Exercício proposto a:
Nas entradas, reproduz o trecho que vai da linha que contém "Text: Size of" até à linha que contém "are smaller (30,272)", substituindo "Bar" por "Coluna" e sem alterar mais nada.

Excerto da página:
►
Intervenção de António Filipe na Assembleia de República

"Os banqueiros aguentam este Governo e esta política, pois aguentam. O povo português é que não"

Declaração política criticando o Orçamento do Estado que entrou em vigor no início deste ano, salientando que nunca um Orçamento suscitou tantos pedidos de fiscalização da constitucionalidade e tentativas de pressão sobre o Tribunal Constitucional

Sr.ª Presidente,
Srs. Deputados:
O Orçamento do Estado que entrou em vigor no início deste ano tem pelo menos três originalidades.
Em primeiro lugar, é o pior e o mais injusto Orçamento alguma vez aprovado nesta Assembleia.
Em segundo lugar, é o mais contestado de todos os Orçamentos alguma vez aprovados nesta Assembleia.
Em terceiro lugar, nunca um diploma aprovado nesta Assembleia suscitou tantos pedidos de fiscalização da constitucionalidade.
E, já agora, acrescento uma quarta originalidade: nunca um pedido de fiscalização de constitucionalidade, que é um ato normalíssimo em democracia, suscitou tantas tentativas de pressão sobre o Tribunal Constitucional, vindas de um Secretário de Estado do Orçamento, desastrado mas não desautorizado, e de um batalhão de comentadores e editorialistas de serviço que enxamearam o espaço mediático com observações a propósito, que oscilaram entre o mais simples disparate e a mais sofisticada manipulação.
O clima que foi artificialmente criado em torno dos pedidos de fiscalização da constitucionalidade de diversas normas do Orçamento obriga a que sejam postos alguns pontos nos ii.
Em primeiro lugar: a Constituição não está suspensa.
Não foi declarado nenhum estado de exceção constitucional. O que distingue um Estado democrático é o respeito pelo direito. Nenhum poder pode estar acima da lei e a Constituição, goste-se dela ou não, é a Lei Fundamental do País, que todos os poderes têm a obrigação de respeitar.
E não se invoque a crise, ou a emergência financeira, ou muito menos acordos com troicas, para justificar a violação da Constituição.
É precisamente em tempos de crise, em que os direitos dos cidadãos estão mais vulneráveis a violações e arbitrariedades, e em que aumenta o perigo dos abusos de poder, que o Estado de direito tem de ser afirmado como reduto intransponível da salvaguarda dos direitos e garantias fundamentais dos cidadãos e do respeito pelas regras e valores democráticos.
Em segundo lugar: havendo convicções, ou dúvidas que sejam, sobre a constitucionalidade de disposições legais, é o Tribunal Constitucional a instituição própria para que essas questões sejam dirimidas. O facto de tanto o Presidente da República, como o Provedor de Justiça, como Deputados do PS, como todos dos Deputados do PCP, do BE e de Os Verdes, terem recorrido ao Tribunal Constitucional não significa que haja uma corrida ao Tribunal Constitucional, como já alguém disse, ou que haja uma tentativa de intervir politicamente pela via judicial.
◄
[Registos guardados]
►
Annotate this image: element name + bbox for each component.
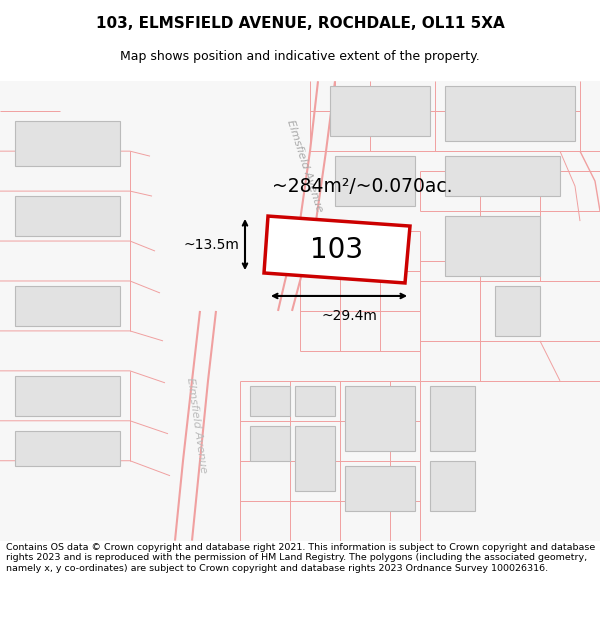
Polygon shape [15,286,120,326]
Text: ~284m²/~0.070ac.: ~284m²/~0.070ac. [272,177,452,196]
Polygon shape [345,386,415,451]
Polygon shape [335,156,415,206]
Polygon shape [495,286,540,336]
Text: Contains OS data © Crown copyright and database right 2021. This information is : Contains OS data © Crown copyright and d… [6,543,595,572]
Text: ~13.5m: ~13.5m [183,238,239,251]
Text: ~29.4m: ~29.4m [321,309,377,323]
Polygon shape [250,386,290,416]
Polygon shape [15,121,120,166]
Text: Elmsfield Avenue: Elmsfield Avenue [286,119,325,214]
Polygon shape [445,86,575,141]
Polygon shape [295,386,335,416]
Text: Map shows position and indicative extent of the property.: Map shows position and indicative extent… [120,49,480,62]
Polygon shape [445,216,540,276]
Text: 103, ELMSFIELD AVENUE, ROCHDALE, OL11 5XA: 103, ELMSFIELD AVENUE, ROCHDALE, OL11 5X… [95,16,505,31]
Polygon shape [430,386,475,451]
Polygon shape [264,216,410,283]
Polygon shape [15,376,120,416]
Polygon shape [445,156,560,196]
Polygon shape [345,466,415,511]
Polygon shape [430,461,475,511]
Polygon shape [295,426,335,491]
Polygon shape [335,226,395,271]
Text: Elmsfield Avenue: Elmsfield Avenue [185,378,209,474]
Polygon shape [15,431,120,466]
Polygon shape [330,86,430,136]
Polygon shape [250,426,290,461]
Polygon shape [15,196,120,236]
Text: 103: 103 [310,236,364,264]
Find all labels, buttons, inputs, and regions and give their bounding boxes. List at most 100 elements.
◄
►
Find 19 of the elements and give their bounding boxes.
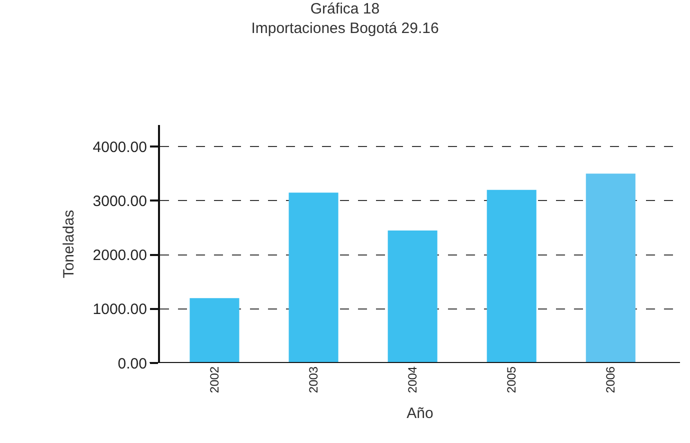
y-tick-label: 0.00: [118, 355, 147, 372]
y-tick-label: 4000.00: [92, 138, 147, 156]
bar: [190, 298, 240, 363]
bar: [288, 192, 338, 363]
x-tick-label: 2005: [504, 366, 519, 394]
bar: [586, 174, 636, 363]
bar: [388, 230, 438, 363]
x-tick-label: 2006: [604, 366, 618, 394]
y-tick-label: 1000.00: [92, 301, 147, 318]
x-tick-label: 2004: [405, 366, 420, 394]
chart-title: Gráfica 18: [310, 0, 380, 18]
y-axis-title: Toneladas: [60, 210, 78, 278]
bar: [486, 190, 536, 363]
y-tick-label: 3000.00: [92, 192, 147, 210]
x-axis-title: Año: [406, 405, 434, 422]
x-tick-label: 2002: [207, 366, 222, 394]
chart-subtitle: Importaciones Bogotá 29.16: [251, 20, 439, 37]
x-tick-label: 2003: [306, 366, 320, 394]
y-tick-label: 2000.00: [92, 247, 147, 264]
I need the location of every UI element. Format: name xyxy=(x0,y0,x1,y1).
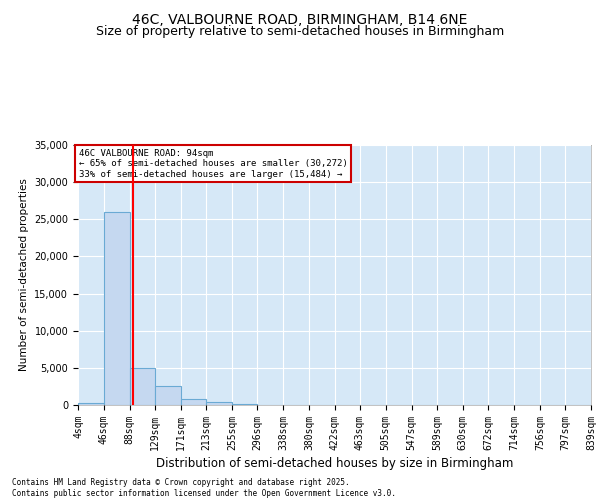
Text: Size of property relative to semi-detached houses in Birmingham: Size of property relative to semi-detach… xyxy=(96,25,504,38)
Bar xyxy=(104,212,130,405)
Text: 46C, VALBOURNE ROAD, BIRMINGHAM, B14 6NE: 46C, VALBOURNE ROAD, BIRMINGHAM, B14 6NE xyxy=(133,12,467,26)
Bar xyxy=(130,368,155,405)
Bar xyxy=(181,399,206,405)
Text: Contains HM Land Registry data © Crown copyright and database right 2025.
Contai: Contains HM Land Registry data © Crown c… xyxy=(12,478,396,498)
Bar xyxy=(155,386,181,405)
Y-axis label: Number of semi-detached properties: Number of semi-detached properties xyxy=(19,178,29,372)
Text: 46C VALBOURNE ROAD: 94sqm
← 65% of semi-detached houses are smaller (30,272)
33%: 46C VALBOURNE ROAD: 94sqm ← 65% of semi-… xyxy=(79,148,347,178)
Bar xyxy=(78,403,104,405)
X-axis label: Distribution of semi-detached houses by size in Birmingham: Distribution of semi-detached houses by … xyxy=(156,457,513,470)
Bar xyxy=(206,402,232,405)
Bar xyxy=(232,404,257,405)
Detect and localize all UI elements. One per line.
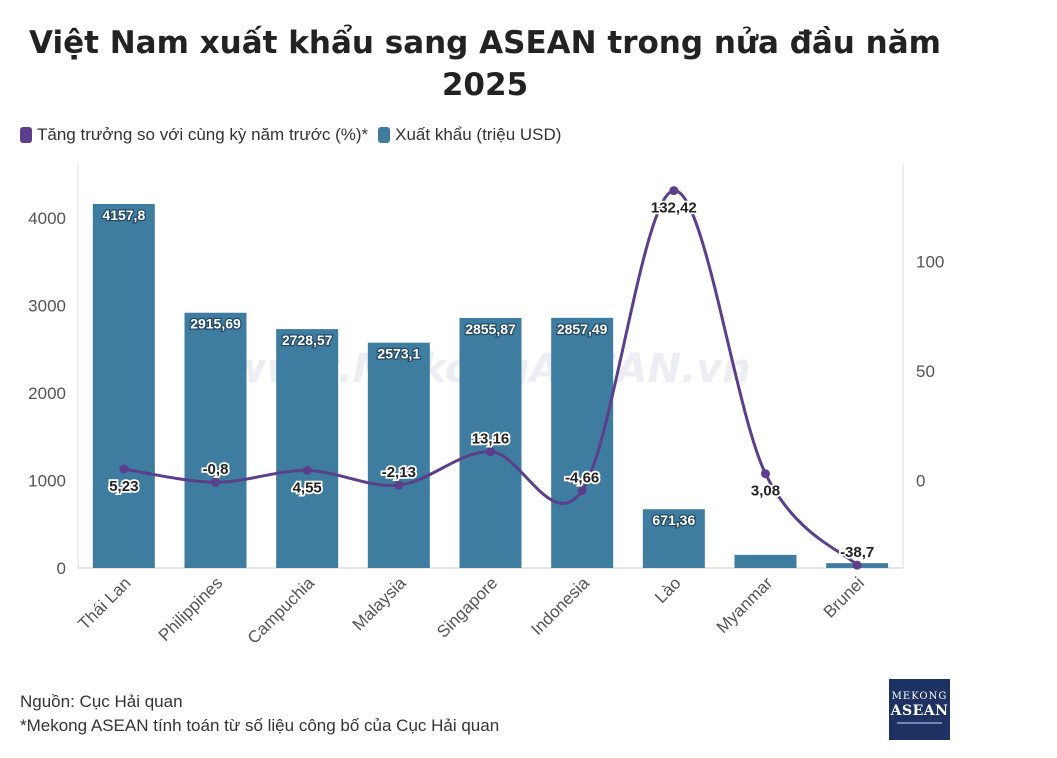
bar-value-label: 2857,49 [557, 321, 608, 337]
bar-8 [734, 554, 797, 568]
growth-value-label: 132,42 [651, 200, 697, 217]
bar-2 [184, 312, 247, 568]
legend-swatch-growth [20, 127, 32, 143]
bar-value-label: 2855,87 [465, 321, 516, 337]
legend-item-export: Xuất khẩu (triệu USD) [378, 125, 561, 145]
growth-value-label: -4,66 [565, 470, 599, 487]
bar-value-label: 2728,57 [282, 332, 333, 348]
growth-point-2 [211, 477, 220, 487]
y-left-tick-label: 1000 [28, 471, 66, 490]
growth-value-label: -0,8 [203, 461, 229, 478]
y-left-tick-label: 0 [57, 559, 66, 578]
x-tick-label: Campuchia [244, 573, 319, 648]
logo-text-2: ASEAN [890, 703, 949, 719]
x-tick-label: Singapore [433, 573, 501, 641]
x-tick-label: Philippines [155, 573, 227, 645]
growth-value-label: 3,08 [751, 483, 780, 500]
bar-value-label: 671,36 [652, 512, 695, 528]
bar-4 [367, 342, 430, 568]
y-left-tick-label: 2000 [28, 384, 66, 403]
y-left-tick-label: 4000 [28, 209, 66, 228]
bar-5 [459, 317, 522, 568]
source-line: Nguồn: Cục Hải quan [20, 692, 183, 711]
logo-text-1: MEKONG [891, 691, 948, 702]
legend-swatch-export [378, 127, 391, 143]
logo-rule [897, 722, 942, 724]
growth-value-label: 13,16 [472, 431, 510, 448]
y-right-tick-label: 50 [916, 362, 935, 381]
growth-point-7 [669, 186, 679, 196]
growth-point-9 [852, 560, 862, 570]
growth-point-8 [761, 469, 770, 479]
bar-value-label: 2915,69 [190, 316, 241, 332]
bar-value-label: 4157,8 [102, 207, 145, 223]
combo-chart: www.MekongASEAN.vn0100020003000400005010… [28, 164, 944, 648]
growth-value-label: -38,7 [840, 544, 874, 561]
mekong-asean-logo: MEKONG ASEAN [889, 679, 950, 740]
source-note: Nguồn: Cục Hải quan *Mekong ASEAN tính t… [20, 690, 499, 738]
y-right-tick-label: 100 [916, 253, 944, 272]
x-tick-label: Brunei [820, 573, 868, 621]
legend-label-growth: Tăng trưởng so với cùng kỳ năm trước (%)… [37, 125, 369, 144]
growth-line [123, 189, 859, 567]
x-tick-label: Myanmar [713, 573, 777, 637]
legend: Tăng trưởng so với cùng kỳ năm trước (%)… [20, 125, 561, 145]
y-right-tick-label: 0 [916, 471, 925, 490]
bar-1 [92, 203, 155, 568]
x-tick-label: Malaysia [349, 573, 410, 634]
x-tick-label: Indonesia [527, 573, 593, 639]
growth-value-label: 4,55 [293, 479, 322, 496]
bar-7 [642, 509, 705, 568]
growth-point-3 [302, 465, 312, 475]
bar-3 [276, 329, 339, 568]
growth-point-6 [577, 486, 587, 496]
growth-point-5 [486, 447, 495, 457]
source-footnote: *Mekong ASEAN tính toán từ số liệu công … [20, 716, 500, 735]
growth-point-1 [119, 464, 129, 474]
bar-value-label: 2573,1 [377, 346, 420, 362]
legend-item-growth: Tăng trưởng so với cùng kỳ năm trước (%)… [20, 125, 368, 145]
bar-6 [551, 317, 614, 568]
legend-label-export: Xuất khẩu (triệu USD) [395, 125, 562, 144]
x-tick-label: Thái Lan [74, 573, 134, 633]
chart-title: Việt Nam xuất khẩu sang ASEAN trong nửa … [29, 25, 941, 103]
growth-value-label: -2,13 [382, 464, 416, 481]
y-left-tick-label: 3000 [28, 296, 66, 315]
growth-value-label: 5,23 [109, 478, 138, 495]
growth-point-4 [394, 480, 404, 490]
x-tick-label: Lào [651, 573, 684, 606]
◄
Exercício proposto b:
Responde a estas perguntas sobre a intervenção na Assembleia da República:
(i) Segundo a intervenção, quantas originalidades tem, pelo menos, o Orçamento do Estado que entrou em vigor no início do ano?
(ii) Qual é o primeiro dos pontos que o orador põe nos ii?
(iii) Que instituição é apontada como a própria para dirimir questões sobre a constitucionalidade de disposições legais?

Resposta correta a:
Text: Size of property relative to semi-detached houses in Birmingham: Size of property relative to semi-detach… xyxy=(96,25,504,38)
Coluna xyxy=(104,212,130,405)
Text: 46C, VALBOURNE ROAD, BIRMINGHAM, B14 6NE: 46C, VALBOURNE ROAD, BIRMINGHAM, B14 6NE xyxy=(133,12,467,26)
Coluna xyxy=(130,368,155,405)
Coluna xyxy=(181,399,206,405)
Text: Contains HM Land Registry data © Crown copyright and database right 2025.
Contai: Contains HM Land Registry data © Crown c… xyxy=(12,478,396,498)
Coluna xyxy=(155,386,181,405)
Y-axis label: Number of semi-detached properties: Number of semi-detached properties xyxy=(19,178,29,372)
Text: 46C VALBOURNE ROAD: 94sqm
← 65% of semi-detached houses are smaller (30,272)

Resposta correta b:
(i) Pelo menos três.
(ii) A Constituição não está suspensa.
(iii) O Tribunal Constitucional.